What is required. For the material that follows, list every line containing the word "text".

..............................

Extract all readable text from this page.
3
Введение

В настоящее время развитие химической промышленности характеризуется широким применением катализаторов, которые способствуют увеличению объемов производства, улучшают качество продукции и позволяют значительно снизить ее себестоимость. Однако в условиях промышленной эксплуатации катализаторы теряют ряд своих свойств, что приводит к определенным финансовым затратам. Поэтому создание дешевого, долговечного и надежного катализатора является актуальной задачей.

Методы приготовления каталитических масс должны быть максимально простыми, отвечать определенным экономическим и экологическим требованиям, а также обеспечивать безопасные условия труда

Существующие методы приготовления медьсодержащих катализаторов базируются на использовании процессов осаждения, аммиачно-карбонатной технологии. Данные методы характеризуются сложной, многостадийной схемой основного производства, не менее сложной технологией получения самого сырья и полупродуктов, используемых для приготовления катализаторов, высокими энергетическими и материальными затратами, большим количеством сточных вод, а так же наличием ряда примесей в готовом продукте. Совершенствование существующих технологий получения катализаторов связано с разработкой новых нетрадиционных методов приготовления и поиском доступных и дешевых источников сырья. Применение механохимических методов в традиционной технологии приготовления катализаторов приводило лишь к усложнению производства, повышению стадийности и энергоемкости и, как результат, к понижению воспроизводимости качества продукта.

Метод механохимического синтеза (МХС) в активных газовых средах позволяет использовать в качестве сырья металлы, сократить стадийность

..............................

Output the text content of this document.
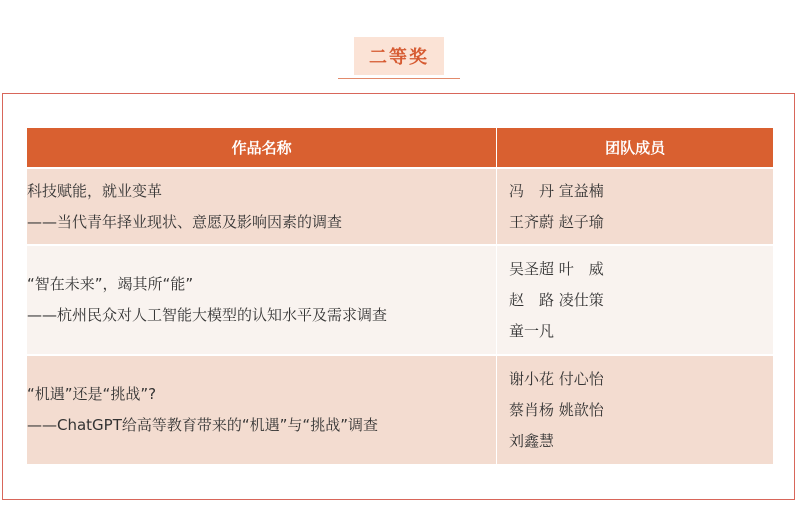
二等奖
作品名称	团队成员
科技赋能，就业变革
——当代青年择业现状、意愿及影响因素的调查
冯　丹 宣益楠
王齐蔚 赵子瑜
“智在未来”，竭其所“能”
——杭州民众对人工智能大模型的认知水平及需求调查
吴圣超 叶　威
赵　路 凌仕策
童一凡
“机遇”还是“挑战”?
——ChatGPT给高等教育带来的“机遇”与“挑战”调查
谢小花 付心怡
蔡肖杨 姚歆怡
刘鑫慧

..............................

Answer to the exercise.
Extract all readable text from this page.
Output the text content of this document.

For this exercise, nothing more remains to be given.